Copy out the records in full, word for word, without pictures.

(Items from a dataset)
>> START

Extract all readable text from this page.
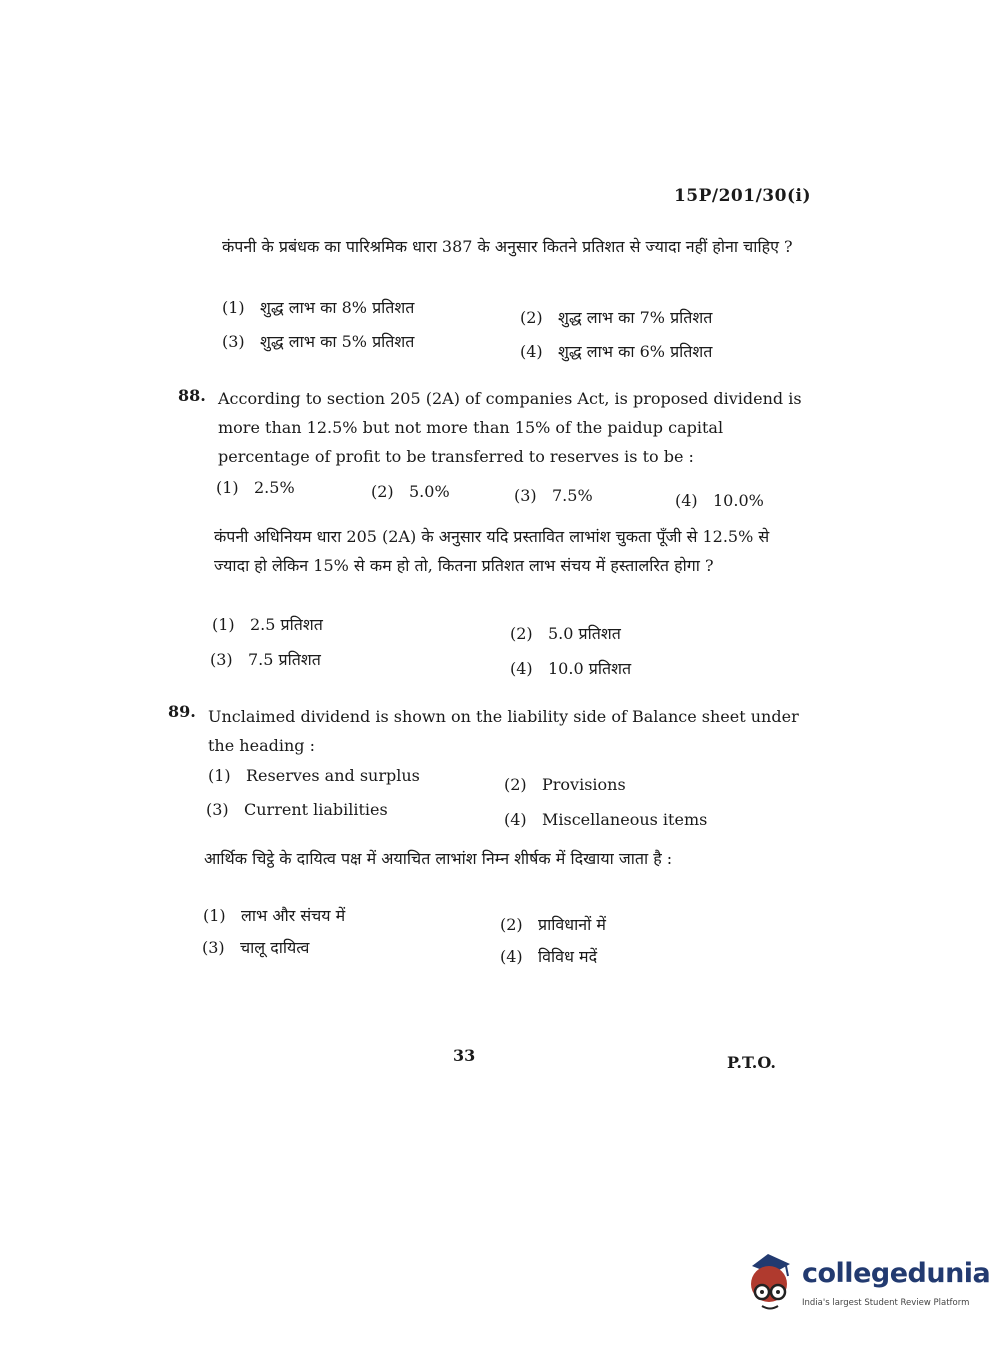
15P/201/30(i)
कंपनी के प्रबंधक का पारिश्रमिक धारा 387 के अनुसार कितने प्रतिशत से ज्यादा नहीं होना चाहिए ?
(1) शुद्ध लाभ का 8% प्रतिशत
(2) शुद्ध लाभ का 7% प्रतिशत
(3) शुद्ध लाभ का 5% प्रतिशत
(4) शुद्ध लाभ का 6% प्रतिशत
88. According to section 205 (2A) of companies Act, is proposed dividend is more than 12.5% but not more than 15% of the paidup capital percentage of profit to be transferred to reserves is to be :
(1) 2.5%	(2) 5.0%	(3) 7.5%	(4) 10.0%
कंपनी अधिनियम धारा 205 (2A) के अनुसार यदि प्रस्तावित लाभांश चुकता पूँजी से 12.5% से ज्यादा हो लेकिन 15% से कम हो तो, कितना प्रतिशत लाभ संचय में हस्तालरित होगा ?
(1) 2.5 प्रतिशत	(2) 5.0 प्रतिशत
(3) 7.5 प्रतिशत	(4) 10.0 प्रतिशत
89. Unclaimed dividend is shown on the liability side of Balance sheet under the heading :
(1) Reserves and surplus	(2) Provisions
(3) Current liabilities
(4) Miscellaneous items
आर्थिक चिट्ठे के दायित्व पक्ष में अयाचित लाभांश निम्न शीर्षक में दिखाया जाता है :
(1) लाभ और संचय में	(2) प्राविधानों में
(3) चालू दायित्व	(4) विविध मदें
33	P.T.O.
collegedunia
India's largest Student Review Platform
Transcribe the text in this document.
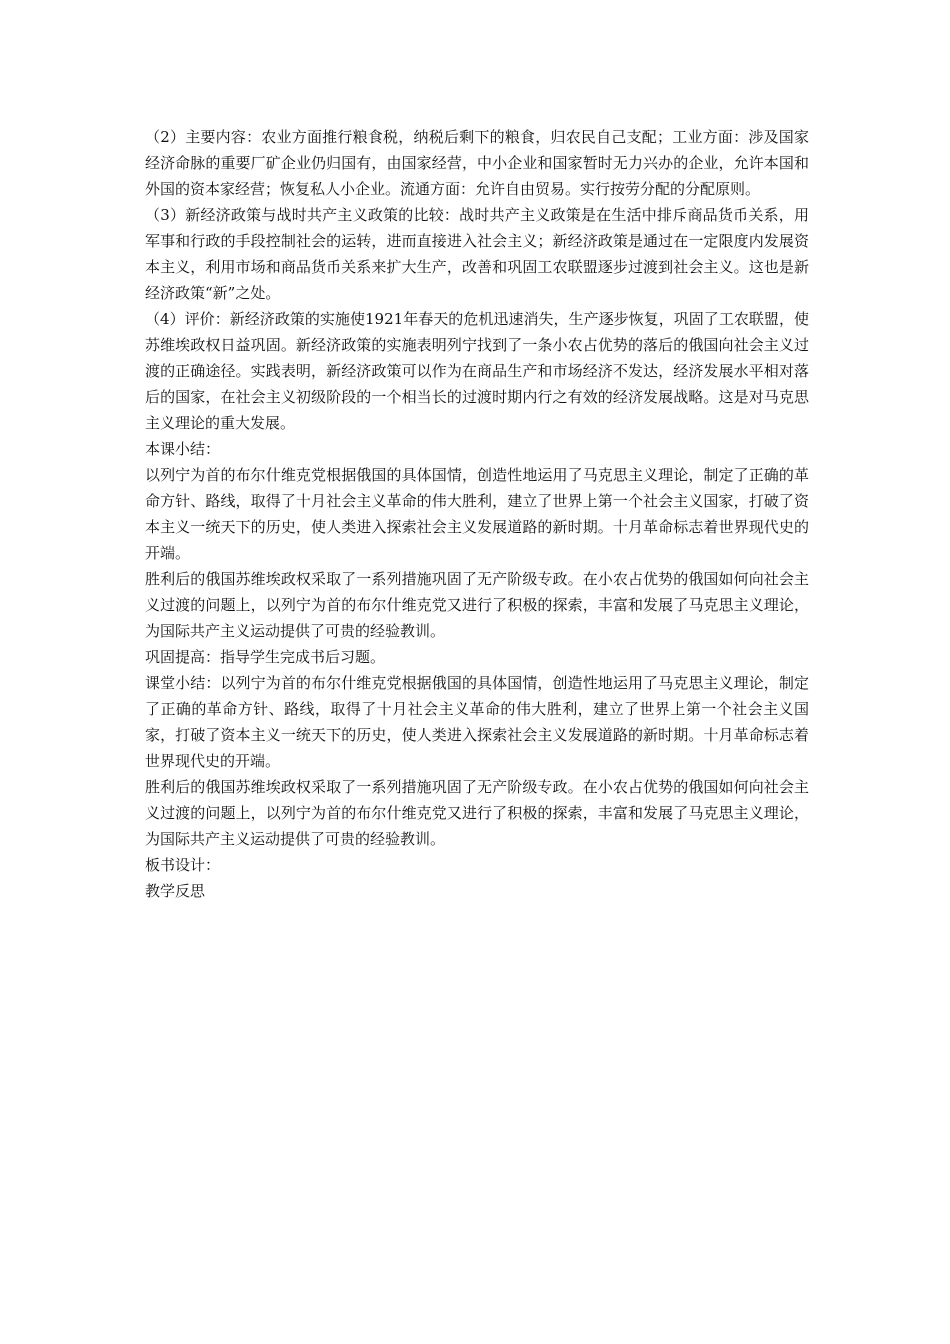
（2）主要内容：农业方面推行粮食税，纳税后剩下的粮食，归农民自己支配；工业方面：涉及国家经济命脉的重要厂矿企业仍归国有，由国家经营，中小企业和国家暂时无力兴办的企业，允许本国和外国的资本家经营；恢复私人小企业。流通方面：允许自由贸易。实行按劳分配的分配原则。

（3）新经济政策与战时共产主义政策的比较：战时共产主义政策是在生活中排斥商品货币关系，用军事和行政的手段控制社会的运转，进而直接进入社会主义；新经济政策是通过在一定限度内发展资本主义，利用市场和商品货币关系来扩大生产，改善和巩固工农联盟逐步过渡到社会主义。这也是新经济政策“新”之处。

（4）评价：新经济政策的实施使1921年春天的危机迅速消失，生产逐步恢复，巩固了工农联盟，使苏维埃政权日益巩固。新经济政策的实施表明列宁找到了一条小农占优势的落后的俄国向社会主义过渡的正确途径。实践表明，新经济政策可以作为在商品生产和市场经济不发达，经济发展水平相对落后的国家，在社会主义初级阶段的一个相当长的过渡时期内行之有效的经济发展战略。这是对马克思主义理论的重大发展。

本课小结：

以列宁为首的布尔什维克党根据俄国的具体国情，创造性地运用了马克思主义理论，制定了正确的革命方针、路线，取得了十月社会主义革命的伟大胜利，建立了世界上第一个社会主义国家，打破了资本主义一统天下的历史，使人类进入探索社会主义发展道路的新时期。十月革命标志着世界现代史的开端。

胜利后的俄国苏维埃政权采取了一系列措施巩固了无产阶级专政。在小农占优势的俄国如何向社会主义过渡的问题上，以列宁为首的布尔什维克党又进行了积极的探索，丰富和发展了马克思主义理论，为国际共产主义运动提供了可贵的经验教训。

巩固提高：指导学生完成书后习题。

课堂小结：以列宁为首的布尔什维克党根据俄国的具体国情，创造性地运用了马克思主义理论，制定了正确的革命方针、路线，取得了十月社会主义革命的伟大胜利，建立了世界上第一个社会主义国家，打破了资本主义一统天下的历史，使人类进入探索社会主义发展道路的新时期。十月革命标志着世界现代史的开端。

胜利后的俄国苏维埃政权采取了一系列措施巩固了无产阶级专政。在小农占优势的俄国如何向社会主义过渡的问题上，以列宁为首的布尔什维克党又进行了积极的探索，丰富和发展了马克思主义理论，为国际共产主义运动提供了可贵的经验教训。

板书设计：

教学反思
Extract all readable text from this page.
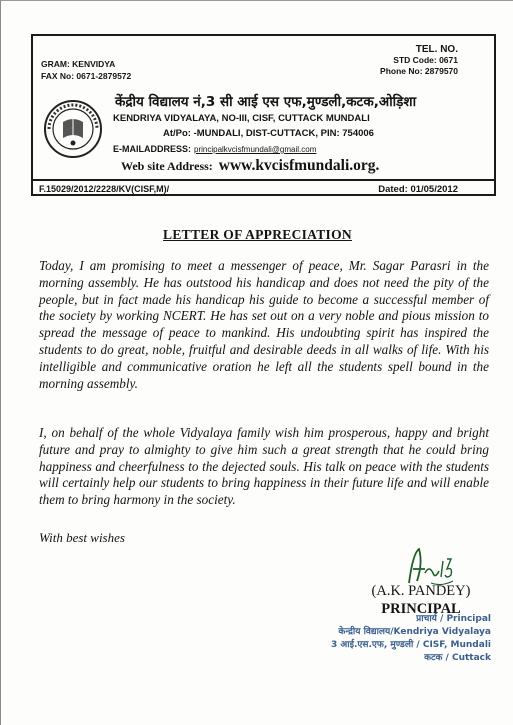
GRAM: KENVIDYA
FAX No: 0671-2879572
TEL. NO.
STD Code: 0671
Phone No: 2879570
केंद्रीय विद्यालय नं,3 सी आई एस एफ,मुण्डली,कटक,ओड़िशा
KENDRIYA VIDYALAYA, NO-III, CISF, CUTTACK MUNDALI
At/Po: -MUNDALI, DIST-CUTTACK, PIN: 754006
E-MAILADDRESS: principalkvcisfmundali@gmail.com
Web site Address: www.kvcisfmundali.org.
F.15029/2012/2228/KV(CISF,M)/	Dated: 01/05/2012
LETTER OF APPRECIATION
Today, I am promising to meet a messenger of peace, Mr. Sagar Parasri in the morning assembly. He has outstood his handicap and does not need the pity of the people, but in fact made his handicap his guide to become a successful member of the society by working NCERT. He has set out on a very noble and pious mission to spread the message of peace to mankind. His undoubting spirit has inspired the students to do great, noble, fruitful and desirable deeds in all walks of life. With his intelligible and communicative oration he left all the students spell bound in the morning assembly.
I, on behalf of the whole Vidyalaya family wish him prosperous, happy and bright future and pray to almighty to give him such a great strength that he could bring happiness and cheerfulness to the dejected souls. His talk on peace with the students will certainly help our students to bring happiness in their future life and will enable them to bring harmony in the society.
With best wishes
(A.K. PANDEY)
PRINCIPAL
प्राचार्य / Principal
केन्द्रीय विद्यालय/Kendriya Vidyalaya
3 आई.एस.एफ, मुण्डली / CISF, Mundali
कटक / Cuttack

>> END

• Result for this task:
Extract all readable text from this page.
15P/201/30(i)
कंपनी के प्रबंधक का पारिश्रमिक धारा 387 के अनुसार कितने प्रतिशत से ज्यादा नहीं होना चाहिए ?
(1) शुद्ध लाभ का 8% प्रतिशत
(2) शुद्ध लाभ का 7% प्रतिशत
(3) शुद्ध लाभ का 5% प्रतिशत
(4) शुद्ध लाभ का 6% प्रतिशत
88. According to section 205 (2A) of companies Act, is proposed dividend is more than 12.5% but not more than 15% of the paidup capital percentage of profit to be transferred to reserves is to be :
(1) 2.5%	(2) 5.0%	(3) 7.5%	(4) 10.0%
कंपनी अधिनियम धारा 205 (2A) के अनुसार यदि प्रस्तावित लाभांश चुकता पूँजी से 12.5% से ज्यादा हो लेकिन 15% से कम हो तो, कितना प्रतिशत लाभ संचय में हस्तालरित होगा ?
(1) 2.5 प्रतिशत	(2) 5.0 प्रतिशत
(3) 7.5 प्रतिशत	(4) 10.0 प्रतिशत
89. Unclaimed dividend is shown on the liability side of Balance sheet under the heading :
(1) Reserves and surplus	(2) Provisions
(3) Current liabilities
(4) Miscellaneous items
आर्थिक चिट्ठे के दायित्व पक्ष में अयाचित लाभांश निम्न शीर्षक में दिखाया जाता है :
(1) लाभ और संचय में	(2) प्राविधानों में
(3) चालू दायित्व	(4) विविध मदें
33	P.T.O.
collegedunia
India's largest Student Review Platform
Transcribe the text in this document.
（2）主要内容：农业方面推行粮食税，纳税后剩下的粮食，归农民自己支配；工业方面：涉及国家经济命脉的重要厂矿企业仍归国有，由国家经营，中小企业和国家暂时无力兴办的企业，允许本国和外国的资本家经营；恢复私人小企业。流通方面：允许自由贸易。实行按劳分配的分配原则。

（3）新经济政策与战时共产主义政策的比较：战时共产主义政策是在生活中排斥商品货币关系，用军事和行政的手段控制社会的运转，进而直接进入社会主义；新经济政策是通过在一定限度内发展资本主义，利用市场和商品货币关系来扩大生产，改善和巩固工农联盟逐步过渡到社会主义。这也是新经济政策“新”之处。

（4）评价：新经济政策的实施使1921年春天的危机迅速消失，生产逐步恢复，巩固了工农联盟，使苏维埃政权日益巩固。新经济政策的实施表明列宁找到了一条小农占优势的落后的俄国向社会主义过渡的正确途径。实践表明，新经济政策可以作为在商品生产和市场经济不发达，经济发展水平相对落后的国家，在社会主义初级阶段的一个相当长的过渡时期内行之有效的经济发展战略。这是对马克思主义理论的重大发展。

本课小结：

以列宁为首的布尔什维克党根据俄国的具体国情，创造性地运用了马克思主义理论，制定了正确的革命方针、路线，取得了十月社会主义革命的伟大胜利，建立了世界上第一个社会主义国家，打破了资本主义一统天下的历史，使人类进入探索社会主义发展道路的新时期。十月革命标志着世界现代史的开端。

胜利后的俄国苏维埃政权采取了一系列措施巩固了无产阶级专政。在小农占优势的俄国如何向社会主义过渡的问题上，以列宁为首的布尔什维克党又进行了积极的探索，丰富和发展了马克思主义理论，为国际共产主义运动提供了可贵的经验教训。

巩固提高：指导学生完成书后习题。

课堂小结：以列宁为首的布尔什维克党根据俄国的具体国情，创造性地运用了马克思主义理论，制定了正确的革命方针、路线，取得了十月社会主义革命的伟大胜利，建立了世界上第一个社会主义国家，打破了资本主义一统天下的历史，使人类进入探索社会主义发展道路的新时期。十月革命标志着世界现代史的开端。

胜利后的俄国苏维埃政权采取了一系列措施巩固了无产阶级专政。在小农占优势的俄国如何向社会主义过渡的问题上，以列宁为首的布尔什维克党又进行了积极的探索，丰富和发展了马克思主义理论，为国际共产主义运动提供了可贵的经验教训。

板书设计：

教学反思
Extract all readable text from this page.
GRAM: KENVIDYA
FAX No: 0671-2879572
TEL. NO.
STD Code: 0671
Phone No: 2879570
केंद्रीय विद्यालय नं,3 सी आई एस एफ,मुण्डली,कटक,ओड़िशा
KENDRIYA VIDYALAYA, NO-III, CISF, CUTTACK MUNDALI
At/Po: -MUNDALI, DIST-CUTTACK, PIN: 754006
E-MAILADDRESS: principalkvcisfmundali@gmail.com
Web site Address: www.kvcisfmundali.org.
F.15029/2012/2228/KV(CISF,M)/	Dated: 01/05/2012
LETTER OF APPRECIATION
Today, I am promising to meet a messenger of peace, Mr. Sagar Parasri in the morning assembly. He has outstood his handicap and does not need the pity of the people, but in fact made his handicap his guide to become a successful member of the society by working NCERT. He has set out on a very noble and pious mission to spread the message of peace to mankind. His undoubting spirit has inspired the students to do great, noble, fruitful and desirable deeds in all walks of life. With his intelligible and communicative oration he left all the students spell bound in the morning assembly.
I, on behalf of the whole Vidyalaya family wish him prosperous, happy and bright future and pray to almighty to give him such a great strength that he could bring happiness and cheerfulness to the dejected souls. His talk on peace with the students will certainly help our students to bring happiness in their future life and will enable them to bring harmony in the society.
With best wishes
(A.K. PANDEY)
PRINCIPAL
प्राचार्य / Principal
केन्द्रीय विद्यालय/Kendriya Vidyalaya
3 आई.एस.एफ, मुण्डली / CISF, Mundali
कटक / Cuttack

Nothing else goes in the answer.